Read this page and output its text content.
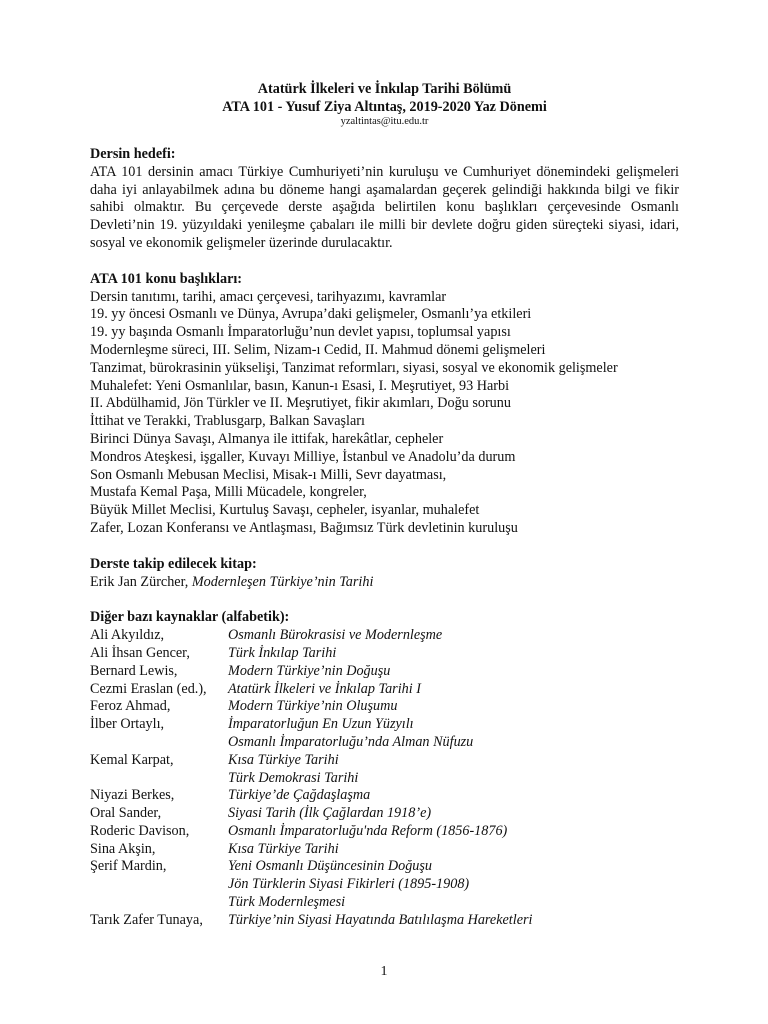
Atatürk İlkeleri ve İnkılap Tarihi Bölümü
ATA 101 - Yusuf Ziya Altıntaş, 2019-2020 Yaz Dönemi
yzaltintas@itu.edu.tr
Dersin hedefi:

ATA 101 dersinin amacı Türkiye Cumhuriyeti’nin kuruluşu ve Cumhuriyet dönemindeki gelişmeleri daha iyi anlayabilmek adına bu döneme hangi aşamalardan geçerek gelindiği hakkında bilgi ve fikir sahibi olmaktır. Bu çerçevede derste aşağıda belirtilen konu başlıkları çerçevesinde Osmanlı Devleti’nin 19. yüzyıldaki yenileşme çabaları ile milli bir devlete doğru giden süreçteki siyasi, idari, sosyal ve ekonomik gelişmeler üzerinde durulacaktır.

ATA 101 konu başlıkları:
Dersin tanıtımı, tarihi, amacı çerçevesi, tarihyazımı, kavramlar
19. yy öncesi Osmanlı ve Dünya, Avrupa’daki gelişmeler, Osmanlı’ya etkileri
19. yy başında Osmanlı İmparatorluğu’nun devlet yapısı, toplumsal yapısı
Modernleşme süreci, III. Selim, Nizam-ı Cedid, II. Mahmud dönemi gelişmeleri
Tanzimat, bürokrasinin yükselişi, Tanzimat reformları, siyasi, sosyal ve ekonomik gelişmeler
Muhalefet: Yeni Osmanlılar, basın, Kanun-ı Esasi, I. Meşrutiyet, 93 Harbi
II. Abdülhamid, Jön Türkler ve II. Meşrutiyet, fikir akımları, Doğu sorunu
İttihat ve Terakki, Trablusgarp, Balkan Savaşları
Birinci Dünya Savaşı, Almanya ile ittifak, harekâtlar, cepheler
Mondros Ateşkesi, işgaller, Kuvayı Milliye, İstanbul ve Anadolu’da durum
Son Osmanlı Mebusan Meclisi, Misak-ı Milli, Sevr dayatması,
Mustafa Kemal Paşa, Milli Mücadele, kongreler,
Büyük Millet Meclisi, Kurtuluş Savaşı, cepheler, isyanlar, muhalefet
Zafer, Lozan Konferansı ve Antlaşması, Bağımsız Türk devletinin kuruluşu
Derste takip edilecek kitap:
Erik Jan Zürcher, Modernleşen Türkiye’nin Tarihi
Diğer bazı kaynaklar (alfabetik):
Ali Akyıldız,	Osmanlı Bürokrasisi ve Modernleşme
Ali İhsan Gencer,	Türk İnkılap Tarihi
Bernard Lewis,	Modern Türkiye’nin Doğuşu
Cezmi Eraslan (ed.),	Atatürk İlkeleri ve İnkılap Tarihi I
Feroz Ahmad,	Modern Türkiye’nin Oluşumu
İlber Ortaylı,	İmparatorluğun En Uzun Yüzyılı
Osmanlı İmparatorluğu’nda Alman Nüfuzu
Kemal Karpat,	Kısa Türkiye Tarihi
Türk Demokrasi Tarihi
Niyazi Berkes,	Türkiye’de Çağdaşlaşma
Oral Sander,	Siyasi Tarih (İlk Çağlardan 1918’e)
Roderic Davison,	Osmanlı İmparatorluğu'nda Reform (1856-1876)
Sina Akşin,	Kısa Türkiye Tarihi
Şerif Mardin,	Yeni Osmanlı Düşüncesinin Doğuşu
Jön Türklerin Siyasi Fikirleri (1895-1908)
Türk Modernleşmesi
Tarık Zafer Tunaya,	Türkiye’nin Siyasi Hayatında Batılılaşma Hareketleri
1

+-------+

• CHALLENGE:
Quote the listing above in full, except for the pictures.

• COMPLETED TASK:
Read this page and output its text content.
Atatürk İlkeleri ve İnkılap Tarihi Bölümü
ATA 101 - Yusuf Ziya Altıntaş, 2019-2020 Yaz Dönemi
yzaltintas@itu.edu.tr
Dersin hedefi:

ATA 101 dersinin amacı Türkiye Cumhuriyeti’nin kuruluşu ve Cumhuriyet dönemindeki gelişmeleri daha iyi anlayabilmek adına bu döneme hangi aşamalardan geçerek gelindiği hakkında bilgi ve fikir sahibi olmaktır. Bu çerçevede derste aşağıda belirtilen konu başlıkları çerçevesinde Osmanlı Devleti’nin 19. yüzyıldaki yenileşme çabaları ile milli bir devlete doğru giden süreçteki siyasi, idari, sosyal ve ekonomik gelişmeler üzerinde durulacaktır.

ATA 101 konu başlıkları:
Dersin tanıtımı, tarihi, amacı çerçevesi, tarihyazımı, kavramlar
19. yy öncesi Osmanlı ve Dünya, Avrupa’daki gelişmeler, Osmanlı’ya etkileri
19. yy başında Osmanlı İmparatorluğu’nun devlet yapısı, toplumsal yapısı
Modernleşme süreci, III. Selim, Nizam-ı Cedid, II. Mahmud dönemi gelişmeleri
Tanzimat, bürokrasinin yükselişi, Tanzimat reformları, siyasi, sosyal ve ekonomik gelişmeler
Muhalefet: Yeni Osmanlılar, basın, Kanun-ı Esasi, I. Meşrutiyet, 93 Harbi
II. Abdülhamid, Jön Türkler ve II. Meşrutiyet, fikir akımları, Doğu sorunu
İttihat ve Terakki, Trablusgarp, Balkan Savaşları
Birinci Dünya Savaşı, Almanya ile ittifak, harekâtlar, cepheler
Mondros Ateşkesi, işgaller, Kuvayı Milliye, İstanbul ve Anadolu’da durum
Son Osmanlı Mebusan Meclisi, Misak-ı Milli, Sevr dayatması,
Mustafa Kemal Paşa, Milli Mücadele, kongreler,
Büyük Millet Meclisi, Kurtuluş Savaşı, cepheler, isyanlar, muhalefet
Zafer, Lozan Konferansı ve Antlaşması, Bağımsız Türk devletinin kuruluşu
Derste takip edilecek kitap:
Erik Jan Zürcher, Modernleşen Türkiye’nin Tarihi
Diğer bazı kaynaklar (alfabetik):
Ali Akyıldız,	Osmanlı Bürokrasisi ve Modernleşme
Ali İhsan Gencer,	Türk İnkılap Tarihi
Bernard Lewis,	Modern Türkiye’nin Doğuşu
Cezmi Eraslan (ed.),	Atatürk İlkeleri ve İnkılap Tarihi I
Feroz Ahmad,	Modern Türkiye’nin Oluşumu
İlber Ortaylı,	İmparatorluğun En Uzun Yüzyılı
Osmanlı İmparatorluğu’nda Alman Nüfuzu
Kemal Karpat,	Kısa Türkiye Tarihi
Türk Demokrasi Tarihi
Niyazi Berkes,	Türkiye’de Çağdaşlaşma
Oral Sander,	Siyasi Tarih (İlk Çağlardan 1918’e)
Roderic Davison,	Osmanlı İmparatorluğu'nda Reform (1856-1876)
Sina Akşin,	Kısa Türkiye Tarihi
Şerif Mardin,	Yeni Osmanlı Düşüncesinin Doğuşu
Jön Türklerin Siyasi Fikirleri (1895-1908)
Türk Modernleşmesi
Tarık Zafer Tunaya,	Türkiye’nin Siyasi Hayatında Batılılaşma Hareketleri
1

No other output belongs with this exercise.